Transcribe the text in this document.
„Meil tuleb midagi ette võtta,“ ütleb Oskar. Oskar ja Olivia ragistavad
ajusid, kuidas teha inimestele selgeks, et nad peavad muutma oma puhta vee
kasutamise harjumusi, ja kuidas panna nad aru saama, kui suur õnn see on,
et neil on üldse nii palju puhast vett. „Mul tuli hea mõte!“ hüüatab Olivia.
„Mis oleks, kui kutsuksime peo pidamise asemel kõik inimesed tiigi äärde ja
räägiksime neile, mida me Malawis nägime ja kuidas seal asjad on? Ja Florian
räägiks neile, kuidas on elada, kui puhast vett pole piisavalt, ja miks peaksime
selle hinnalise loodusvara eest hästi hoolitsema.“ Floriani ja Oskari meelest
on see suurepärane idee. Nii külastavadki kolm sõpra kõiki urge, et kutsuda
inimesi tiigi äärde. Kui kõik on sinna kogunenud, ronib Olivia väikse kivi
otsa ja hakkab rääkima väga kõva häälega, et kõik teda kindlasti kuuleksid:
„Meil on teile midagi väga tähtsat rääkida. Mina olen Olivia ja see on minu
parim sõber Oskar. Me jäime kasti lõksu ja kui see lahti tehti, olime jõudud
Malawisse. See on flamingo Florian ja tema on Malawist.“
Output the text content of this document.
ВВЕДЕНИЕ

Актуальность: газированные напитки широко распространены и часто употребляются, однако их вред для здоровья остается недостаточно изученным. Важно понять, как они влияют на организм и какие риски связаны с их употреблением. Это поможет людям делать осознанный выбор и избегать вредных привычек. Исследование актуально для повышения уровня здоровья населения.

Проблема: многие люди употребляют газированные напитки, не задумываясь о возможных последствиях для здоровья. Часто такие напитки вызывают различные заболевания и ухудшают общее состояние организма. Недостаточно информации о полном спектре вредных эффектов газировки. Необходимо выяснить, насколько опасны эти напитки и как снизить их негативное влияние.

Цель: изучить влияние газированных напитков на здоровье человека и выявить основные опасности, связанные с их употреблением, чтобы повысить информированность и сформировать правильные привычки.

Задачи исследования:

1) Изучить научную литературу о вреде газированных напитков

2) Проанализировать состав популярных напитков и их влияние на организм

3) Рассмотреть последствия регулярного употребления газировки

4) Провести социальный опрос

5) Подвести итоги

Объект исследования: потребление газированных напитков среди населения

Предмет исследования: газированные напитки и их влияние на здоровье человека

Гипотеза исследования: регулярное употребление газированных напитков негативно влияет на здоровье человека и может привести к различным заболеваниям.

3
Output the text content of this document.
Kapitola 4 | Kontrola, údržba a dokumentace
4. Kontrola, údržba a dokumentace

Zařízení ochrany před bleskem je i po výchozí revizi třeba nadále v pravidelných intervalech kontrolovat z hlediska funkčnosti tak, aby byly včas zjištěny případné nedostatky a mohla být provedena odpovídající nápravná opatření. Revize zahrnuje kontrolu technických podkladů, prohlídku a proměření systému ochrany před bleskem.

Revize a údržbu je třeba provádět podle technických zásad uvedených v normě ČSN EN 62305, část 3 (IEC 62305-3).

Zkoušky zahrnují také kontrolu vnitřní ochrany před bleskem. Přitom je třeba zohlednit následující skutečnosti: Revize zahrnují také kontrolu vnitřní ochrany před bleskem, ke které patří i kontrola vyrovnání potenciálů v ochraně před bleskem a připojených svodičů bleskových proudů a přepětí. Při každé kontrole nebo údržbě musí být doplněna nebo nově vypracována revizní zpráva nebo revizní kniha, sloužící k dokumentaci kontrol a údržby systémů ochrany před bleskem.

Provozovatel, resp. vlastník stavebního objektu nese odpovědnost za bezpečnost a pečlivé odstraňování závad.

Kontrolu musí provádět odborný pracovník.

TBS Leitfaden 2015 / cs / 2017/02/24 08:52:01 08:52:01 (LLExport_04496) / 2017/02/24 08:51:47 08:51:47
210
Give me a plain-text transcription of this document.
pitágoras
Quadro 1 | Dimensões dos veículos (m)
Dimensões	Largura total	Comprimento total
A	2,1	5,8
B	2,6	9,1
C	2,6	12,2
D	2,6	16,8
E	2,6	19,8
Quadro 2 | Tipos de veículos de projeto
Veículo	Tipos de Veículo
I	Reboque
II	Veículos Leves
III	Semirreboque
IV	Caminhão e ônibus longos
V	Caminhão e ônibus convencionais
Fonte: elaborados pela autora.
━━━━
* _Exercise prompt_
Extract each line from the listing above, please, and repeat it exactly.

* _Response to this task_
Transcribe the text in this document.
„Meil tuleb midagi ette võtta,“ ütleb Oskar. Oskar ja Olivia ragistavad
ajusid, kuidas teha inimestele selgeks, et nad peavad muutma oma puhta vee
kasutamise harjumusi, ja kuidas panna nad aru saama, kui suur õnn see on,
et neil on üldse nii palju puhast vett. „Mul tuli hea mõte!“ hüüatab Olivia.
„Mis oleks, kui kutsuksime peo pidamise asemel kõik inimesed tiigi äärde ja
räägiksime neile, mida me Malawis nägime ja kuidas seal asjad on? Ja Florian
räägiks neile, kuidas on elada, kui puhast vett pole piisavalt, ja miks peaksime
selle hinnalise loodusvara eest hästi hoolitsema.“ Floriani ja Oskari meelest
on see suurepärane idee. Nii külastavadki kolm sõpra kõiki urge, et kutsuda
inimesi tiigi äärde. Kui kõik on sinna kogunenud, ronib Olivia väikse kivi
otsa ja hakkab rääkima väga kõva häälega, et kõik teda kindlasti kuuleksid:
„Meil on teile midagi väga tähtsat rääkida. Mina olen Olivia ja see on minu
parim sõber Oskar. Me jäime kasti lõksu ja kui see lahti tehti, olime jõudud
Malawisse. See on flamingo Florian ja tema on Malawist.“
Output the text content of this document.
ВВЕДЕНИЕ

Актуальность: газированные напитки широко распространены и часто употребляются, однако их вред для здоровья остается недостаточно изученным. Важно понять, как они влияют на организм и какие риски связаны с их употреблением. Это поможет людям делать осознанный выбор и избегать вредных привычек. Исследование актуально для повышения уровня здоровья населения.

Проблема: многие люди употребляют газированные напитки, не задумываясь о возможных последствиях для здоровья. Часто такие напитки вызывают различные заболевания и ухудшают общее состояние организма. Недостаточно информации о полном спектре вредных эффектов газировки. Необходимо выяснить, насколько опасны эти напитки и как снизить их негативное влияние.

Цель: изучить влияние газированных напитков на здоровье человека и выявить основные опасности, связанные с их употреблением, чтобы повысить информированность и сформировать правильные привычки.

Задачи исследования:

1) Изучить научную литературу о вреде газированных напитков

2) Проанализировать состав популярных напитков и их влияние на организм

3) Рассмотреть последствия регулярного употребления газировки

4) Провести социальный опрос

5) Подвести итоги

Объект исследования: потребление газированных напитков среди населения

Предмет исследования: газированные напитки и их влияние на здоровье человека

Гипотеза исследования: регулярное употребление газированных напитков негативно влияет на здоровье человека и может привести к различным заболеваниям.

3
Output the text content of this document.
Kapitola 4 | Kontrola, údržba a dokumentace
4. Kontrola, údržba a dokumentace

Zařízení ochrany před bleskem je i po výchozí revizi třeba nadále v pravidelných intervalech kontrolovat z hlediska funkčnosti tak, aby byly včas zjištěny případné nedostatky a mohla být provedena odpovídající nápravná opatření. Revize zahrnuje kontrolu technických podkladů, prohlídku a proměření systému ochrany před bleskem.

Revize a údržbu je třeba provádět podle technických zásad uvedených v normě ČSN EN 62305, část 3 (IEC 62305-3).

Zkoušky zahrnují také kontrolu vnitřní ochrany před bleskem. Přitom je třeba zohlednit následující skutečnosti: Revize zahrnují také kontrolu vnitřní ochrany před bleskem, ke které patří i kontrola vyrovnání potenciálů v ochraně před bleskem a připojených svodičů bleskových proudů a přepětí. Při každé kontrole nebo údržbě musí být doplněna nebo nově vypracována revizní zpráva nebo revizní kniha, sloužící k dokumentaci kontrol a údržby systémů ochrany před bleskem.

Provozovatel, resp. vlastník stavebního objektu nese odpovědnost za bezpečnost a pečlivé odstraňování závad.

Kontrolu musí provádět odborný pracovník.

TBS Leitfaden 2015 / cs / 2017/02/24 08:52:01 08:52:01 (LLExport_04496) / 2017/02/24 08:51:47 08:51:47
210
Give me a plain-text transcription of this document.
pitágoras
Quadro 1 | Dimensões dos veículos (m)
Dimensões	Largura total	Comprimento total
A	2,1	5,8
B	2,6	9,1
C	2,6	12,2
D	2,6	16,8
E	2,6	19,8
Quadro 2 | Tipos de veículos de projeto
Veículo	Tipos de Veículo
I	Reboque
II	Veículos Leves
III	Semirreboque
IV	Caminhão e ônibus longos
V	Caminhão e ônibus convencionais
Fonte: elaborados pela autora.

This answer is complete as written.